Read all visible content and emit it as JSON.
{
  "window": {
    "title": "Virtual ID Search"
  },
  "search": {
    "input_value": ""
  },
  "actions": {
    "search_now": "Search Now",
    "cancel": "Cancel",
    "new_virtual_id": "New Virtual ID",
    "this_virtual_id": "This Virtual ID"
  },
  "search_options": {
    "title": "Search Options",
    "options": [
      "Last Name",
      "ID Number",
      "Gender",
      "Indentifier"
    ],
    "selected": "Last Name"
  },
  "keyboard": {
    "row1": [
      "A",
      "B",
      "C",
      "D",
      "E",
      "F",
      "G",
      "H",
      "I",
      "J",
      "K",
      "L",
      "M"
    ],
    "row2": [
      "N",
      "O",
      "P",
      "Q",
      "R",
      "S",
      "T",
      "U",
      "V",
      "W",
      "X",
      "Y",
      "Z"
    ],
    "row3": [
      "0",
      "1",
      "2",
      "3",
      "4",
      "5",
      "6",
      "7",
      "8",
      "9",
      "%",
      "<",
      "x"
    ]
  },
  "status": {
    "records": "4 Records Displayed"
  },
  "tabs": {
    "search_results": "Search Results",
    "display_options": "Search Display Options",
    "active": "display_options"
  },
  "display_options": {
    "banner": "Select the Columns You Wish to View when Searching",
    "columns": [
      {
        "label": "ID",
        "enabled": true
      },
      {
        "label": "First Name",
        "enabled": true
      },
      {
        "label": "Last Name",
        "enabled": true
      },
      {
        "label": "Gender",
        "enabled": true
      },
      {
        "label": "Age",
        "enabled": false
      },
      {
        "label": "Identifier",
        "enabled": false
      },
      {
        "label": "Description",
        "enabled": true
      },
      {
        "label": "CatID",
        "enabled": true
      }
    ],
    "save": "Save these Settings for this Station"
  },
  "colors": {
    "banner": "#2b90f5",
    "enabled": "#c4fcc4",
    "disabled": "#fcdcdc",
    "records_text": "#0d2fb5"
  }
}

---

Where a line holds "Virtual", copy that line.

    "title": "Virtual ID Search"
    "new_virtual_id": "New Virtual ID",
    "this_virtual_id": "This Virtual ID"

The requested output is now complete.